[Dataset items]

************

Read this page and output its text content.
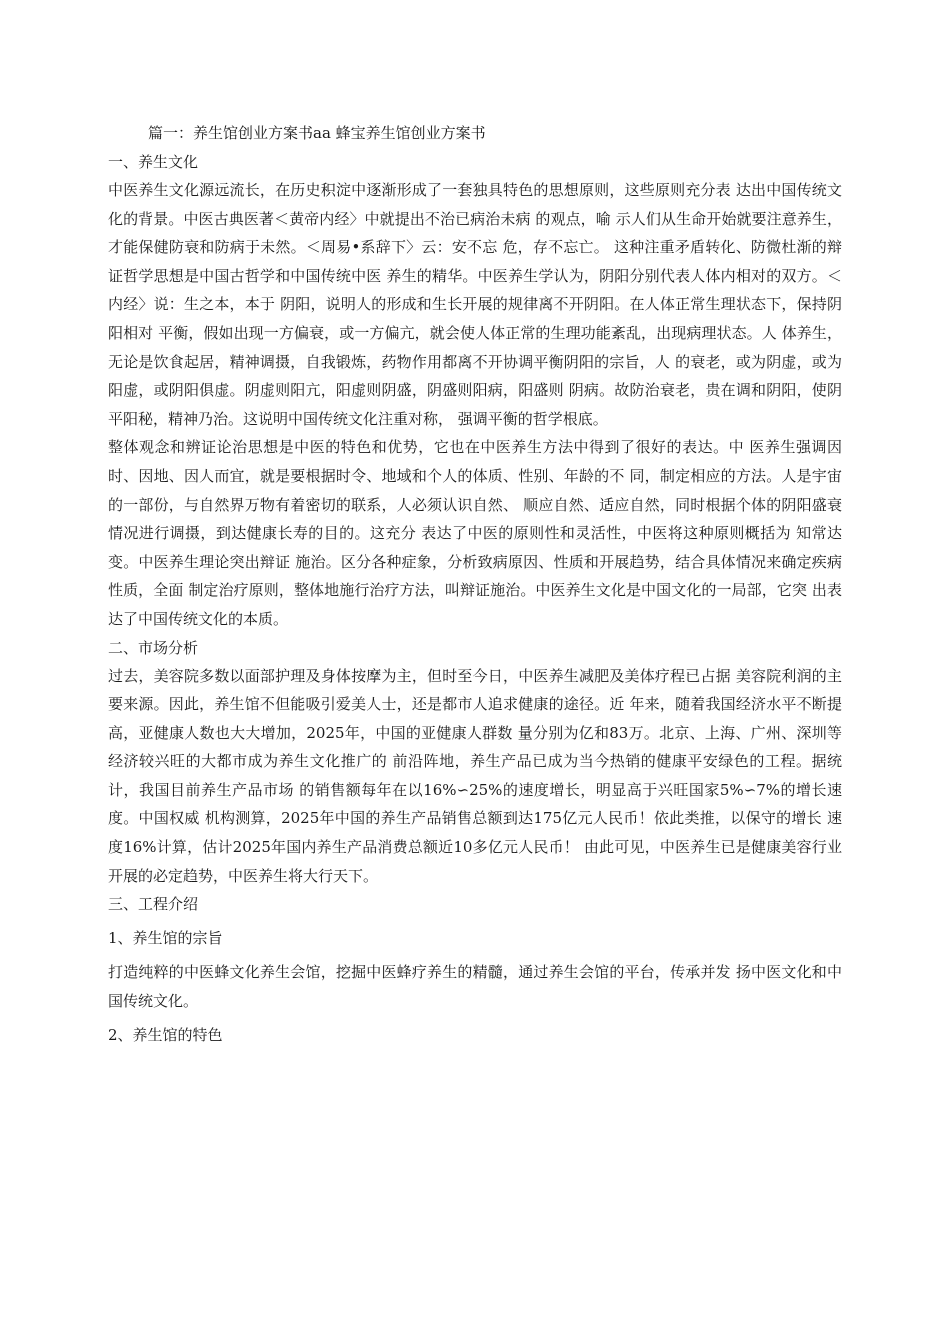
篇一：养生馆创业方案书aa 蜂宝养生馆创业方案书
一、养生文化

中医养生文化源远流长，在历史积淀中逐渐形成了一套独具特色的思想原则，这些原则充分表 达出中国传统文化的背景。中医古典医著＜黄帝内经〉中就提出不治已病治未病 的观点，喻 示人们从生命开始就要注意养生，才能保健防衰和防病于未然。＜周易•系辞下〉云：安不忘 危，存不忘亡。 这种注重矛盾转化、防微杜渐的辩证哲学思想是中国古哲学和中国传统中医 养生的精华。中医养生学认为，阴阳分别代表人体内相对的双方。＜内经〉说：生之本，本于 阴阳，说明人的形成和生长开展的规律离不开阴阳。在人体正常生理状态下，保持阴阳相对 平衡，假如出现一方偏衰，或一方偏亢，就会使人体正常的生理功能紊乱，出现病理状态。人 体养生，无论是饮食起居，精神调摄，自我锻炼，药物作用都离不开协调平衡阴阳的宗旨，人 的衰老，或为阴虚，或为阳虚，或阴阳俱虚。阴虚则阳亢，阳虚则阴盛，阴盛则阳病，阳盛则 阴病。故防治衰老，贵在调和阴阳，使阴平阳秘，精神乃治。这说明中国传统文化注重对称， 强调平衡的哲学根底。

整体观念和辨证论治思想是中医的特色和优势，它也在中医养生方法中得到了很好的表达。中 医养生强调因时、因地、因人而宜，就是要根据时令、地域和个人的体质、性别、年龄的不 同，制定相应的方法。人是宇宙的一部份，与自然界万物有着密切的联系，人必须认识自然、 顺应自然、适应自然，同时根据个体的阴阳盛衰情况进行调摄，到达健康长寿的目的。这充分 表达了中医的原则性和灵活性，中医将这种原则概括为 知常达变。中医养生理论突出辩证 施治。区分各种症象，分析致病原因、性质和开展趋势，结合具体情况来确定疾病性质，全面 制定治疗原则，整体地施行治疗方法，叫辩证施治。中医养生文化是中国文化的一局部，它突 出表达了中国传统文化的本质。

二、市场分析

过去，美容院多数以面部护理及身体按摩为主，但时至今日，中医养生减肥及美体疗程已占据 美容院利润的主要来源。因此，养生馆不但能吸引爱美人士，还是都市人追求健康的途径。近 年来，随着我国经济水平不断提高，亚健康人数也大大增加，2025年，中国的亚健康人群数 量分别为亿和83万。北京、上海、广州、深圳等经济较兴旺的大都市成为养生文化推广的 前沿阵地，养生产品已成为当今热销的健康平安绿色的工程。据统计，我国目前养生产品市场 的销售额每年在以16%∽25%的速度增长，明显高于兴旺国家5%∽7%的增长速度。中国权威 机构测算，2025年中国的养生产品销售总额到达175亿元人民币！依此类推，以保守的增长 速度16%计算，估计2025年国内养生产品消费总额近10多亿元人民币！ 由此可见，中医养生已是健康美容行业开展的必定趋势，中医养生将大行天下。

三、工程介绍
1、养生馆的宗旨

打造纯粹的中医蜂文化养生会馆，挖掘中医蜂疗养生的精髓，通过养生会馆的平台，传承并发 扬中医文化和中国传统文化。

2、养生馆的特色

************

To be done: Repeat all of the entries word for word, but omit the pictures.

Task result:
Read this page and output its text content.
篇一：养生馆创业方案书aa 蜂宝养生馆创业方案书
一、养生文化

中医养生文化源远流长，在历史积淀中逐渐形成了一套独具特色的思想原则，这些原则充分表 达出中国传统文化的背景。中医古典医著＜黄帝内经〉中就提出不治已病治未病 的观点，喻 示人们从生命开始就要注意养生，才能保健防衰和防病于未然。＜周易•系辞下〉云：安不忘 危，存不忘亡。 这种注重矛盾转化、防微杜渐的辩证哲学思想是中国古哲学和中国传统中医 养生的精华。中医养生学认为，阴阳分别代表人体内相对的双方。＜内经〉说：生之本，本于 阴阳，说明人的形成和生长开展的规律离不开阴阳。在人体正常生理状态下，保持阴阳相对 平衡，假如出现一方偏衰，或一方偏亢，就会使人体正常的生理功能紊乱，出现病理状态。人 体养生，无论是饮食起居，精神调摄，自我锻炼，药物作用都离不开协调平衡阴阳的宗旨，人 的衰老，或为阴虚，或为阳虚，或阴阳俱虚。阴虚则阳亢，阳虚则阴盛，阴盛则阳病，阳盛则 阴病。故防治衰老，贵在调和阴阳，使阴平阳秘，精神乃治。这说明中国传统文化注重对称， 强调平衡的哲学根底。

整体观念和辨证论治思想是中医的特色和优势，它也在中医养生方法中得到了很好的表达。中 医养生强调因时、因地、因人而宜，就是要根据时令、地域和个人的体质、性别、年龄的不 同，制定相应的方法。人是宇宙的一部份，与自然界万物有着密切的联系，人必须认识自然、 顺应自然、适应自然，同时根据个体的阴阳盛衰情况进行调摄，到达健康长寿的目的。这充分 表达了中医的原则性和灵活性，中医将这种原则概括为 知常达变。中医养生理论突出辩证 施治。区分各种症象，分析致病原因、性质和开展趋势，结合具体情况来确定疾病性质，全面 制定治疗原则，整体地施行治疗方法，叫辩证施治。中医养生文化是中国文化的一局部，它突 出表达了中国传统文化的本质。

二、市场分析

过去，美容院多数以面部护理及身体按摩为主，但时至今日，中医养生减肥及美体疗程已占据 美容院利润的主要来源。因此，养生馆不但能吸引爱美人士，还是都市人追求健康的途径。近 年来，随着我国经济水平不断提高，亚健康人数也大大增加，2025年，中国的亚健康人群数 量分别为亿和83万。北京、上海、广州、深圳等经济较兴旺的大都市成为养生文化推广的 前沿阵地，养生产品已成为当今热销的健康平安绿色的工程。据统计，我国目前养生产品市场 的销售额每年在以16%∽25%的速度增长，明显高于兴旺国家5%∽7%的增长速度。中国权威 机构测算，2025年中国的养生产品销售总额到达175亿元人民币！依此类推，以保守的增长 速度16%计算，估计2025年国内养生产品消费总额近10多亿元人民币！ 由此可见，中医养生已是健康美容行业开展的必定趋势，中医养生将大行天下。

三、工程介绍
1、养生馆的宗旨

打造纯粹的中医蜂文化养生会馆，挖掘中医蜂疗养生的精髓，通过养生会馆的平台，传承并发 扬中医文化和中国传统文化。

2、养生馆的特色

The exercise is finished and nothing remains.